§ **OBJECTIF DE L'EXERCICE**: Recopiez le passage du texte sur les transferts de données vers les Etats-Unis, de "Depuis cet arrêt" à "a été publié.", en substituant "accord politique" à "accord de principe".

§ **TEXTE DE RÉFÉRENCE**:
════════════════════

Transferts de données personnelles vers les Etats-Unis : un bouclier de protection des données pour remplacer la sphère de sécurité



Dans un arrêt rendu le 6 octobre 2015, la Cour de justice de l’Union européenne (CJUE) décidait d’invalider les règles du Safe Harbor, en vigueur depuis juillet 2000, permettant aux entreprises européennes travaillant avec des entreprises américaines ayant adhéré aux principes du Safe Harbor de transférer légalement des données personnelles vers les Etats-Unis. (1) Ces transferts de données peuvent concerner par exemple les transferts de fichiers entre les sociétés d’un même groupe situées de part et d’autre de l’Atlantique, ou les transferts entre une société européenne et un prestataire situé aux Etats-Unis (hébergeur ou service cloud par exemple).

Pour rappel, les transferts de données personnelles en dehors de l’Union européenne restent par principe interdits, sauf quelques exceptions, alors que depuis la directive du 24 octobre 1995 sur la protection des données personnelles, les entreprises peuvent librement transférer les données personnelles d’un Etat membre à un autre sans formalités particulières. (2)

Depuis cet arrêt du 6 octobre 2015, la Commission européenne et les Etats-Unis ont négocié en vue d'établir un nouveau cadre pour mieux protéger les transferts de données à caractère personnel de citoyens européens vers les Etats-Unis. L'objectif de la Commission était de conclure ces discussions avant fin janvier 2016. (3) Un accord de principe a été conclu début février 2016 et le 29 février, le texte de l’accord, dénommé “Privacy Shield” (ou “Bouclier de protection des données”) a été publié.

Nous faisons un point ci-dessous sur les principes applicables au nouvel accord Privacy Shield puis revoyons les autres “outils” juridiques à la disposition des entreprises européennes qui doivent transférer des données personnelles vers les Etats-Unis.


1. Les principes régissant l’accord Privacy Shield

Le texte du nouvel accord Privacy Shield (“Bouclier de protection des données UE-US” ou “EU-US Privacy Shield arrangement”), relatif aux transferts de données personnelles entre les Etats-membres de l’Union et les Etats-Unis a été publié le 29 février dernier. (4)

════════════════════

§ **DONNÉES SOURCES**:

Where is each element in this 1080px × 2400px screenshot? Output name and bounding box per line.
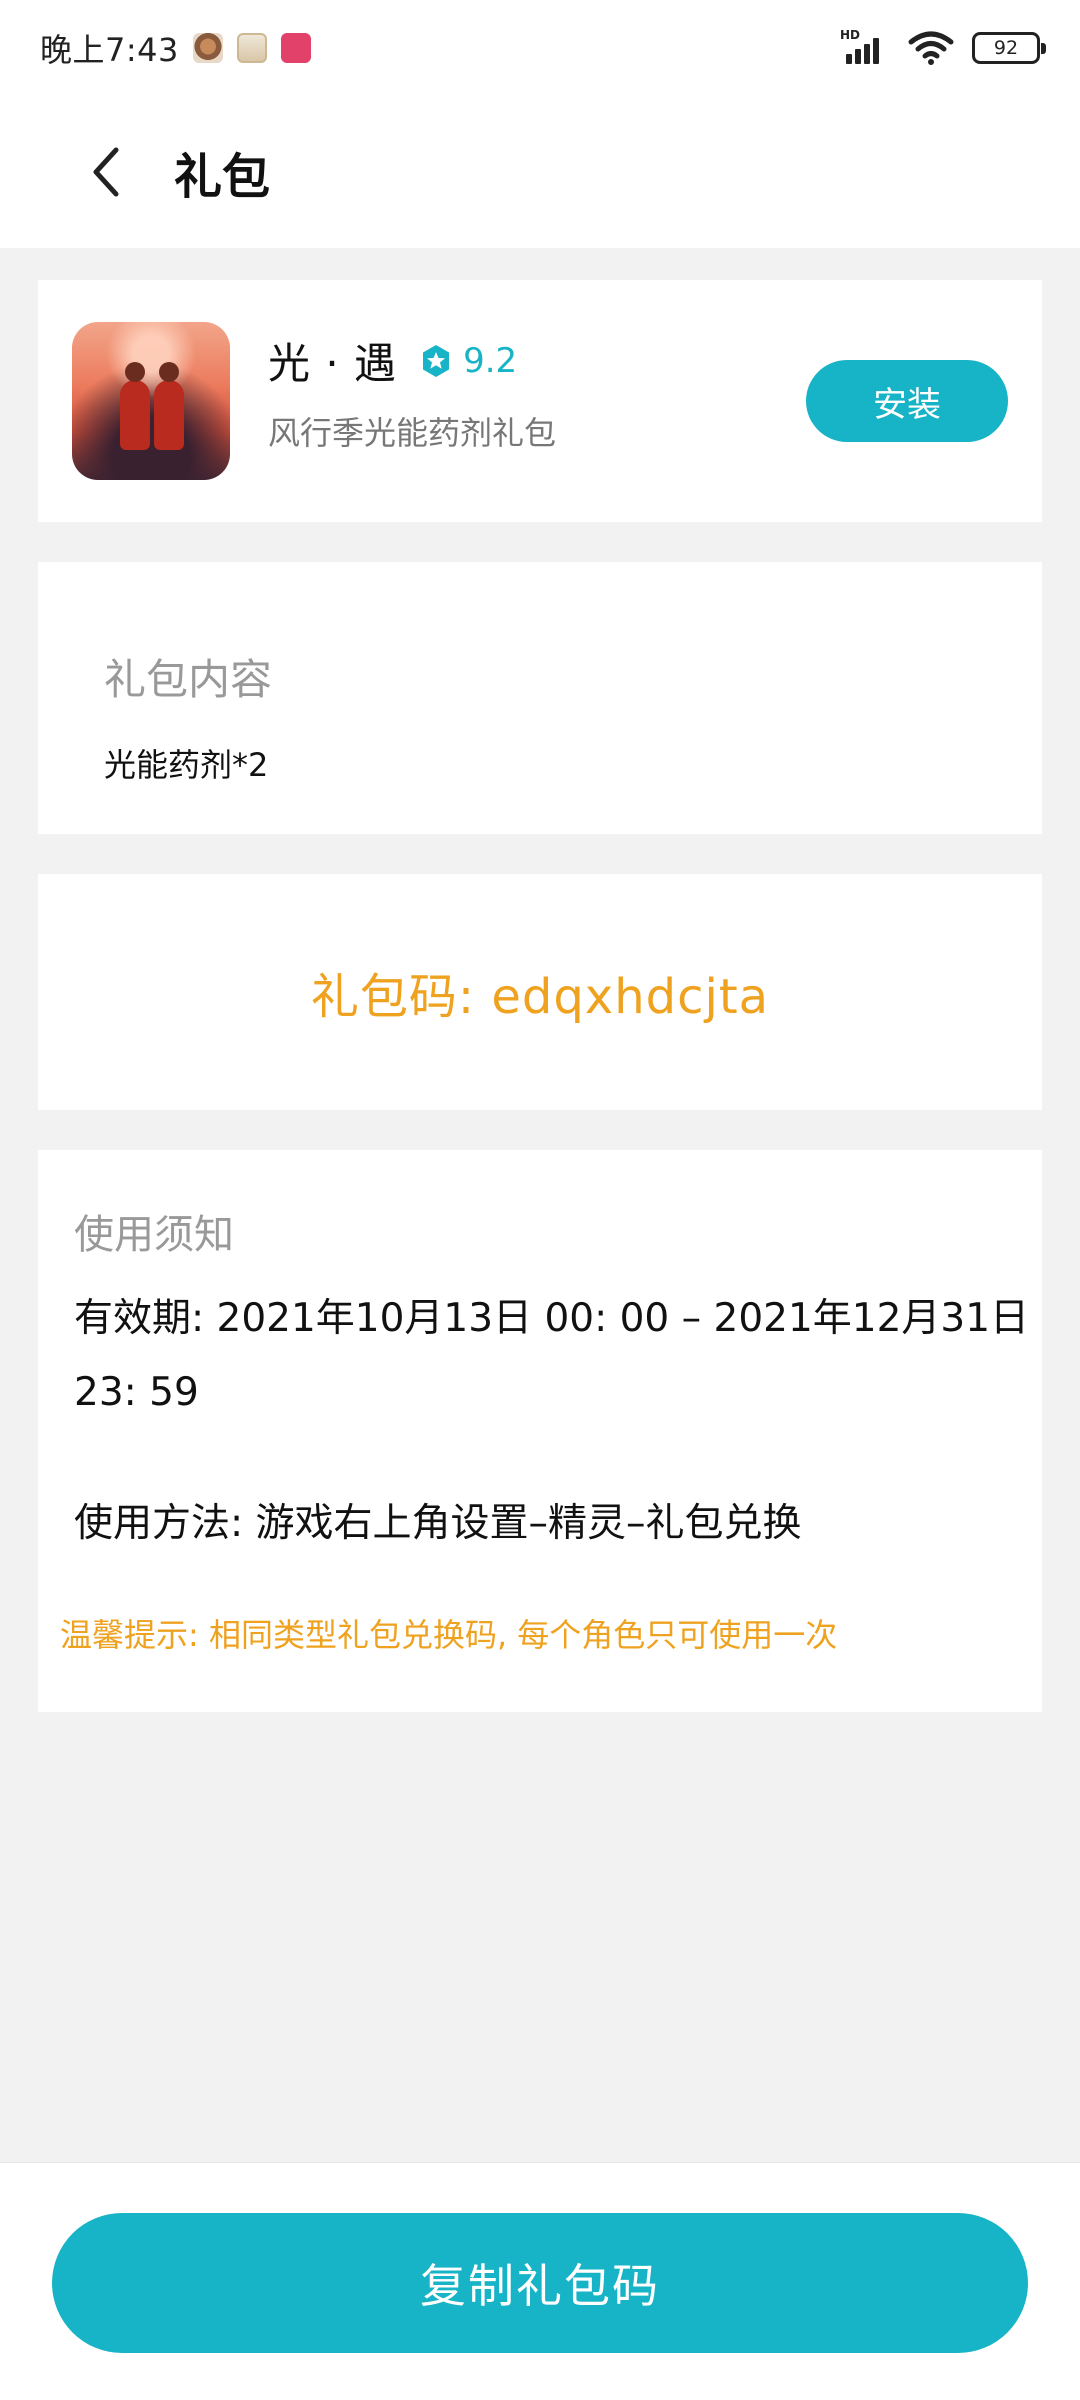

════════════════════

§ **RÉPONSE CI-DESSOUS**:
Depuis cet arrêt du 6 octobre 2015, la Commission européenne et les Etats-Unis ont négocié en vue d'établir un nouveau cadre pour mieux protéger les transferts de données à caractère personnel de citoyens européens vers les Etats-Unis. L'objectif de la Commission était de conclure ces discussions avant fin janvier 2016. (3) Un accord politique a été conclu début février 2016 et le 29 février, le texte de l’accord, dénommé “Privacy Shield” (ou “Bouclier de protection des données”) a été publié.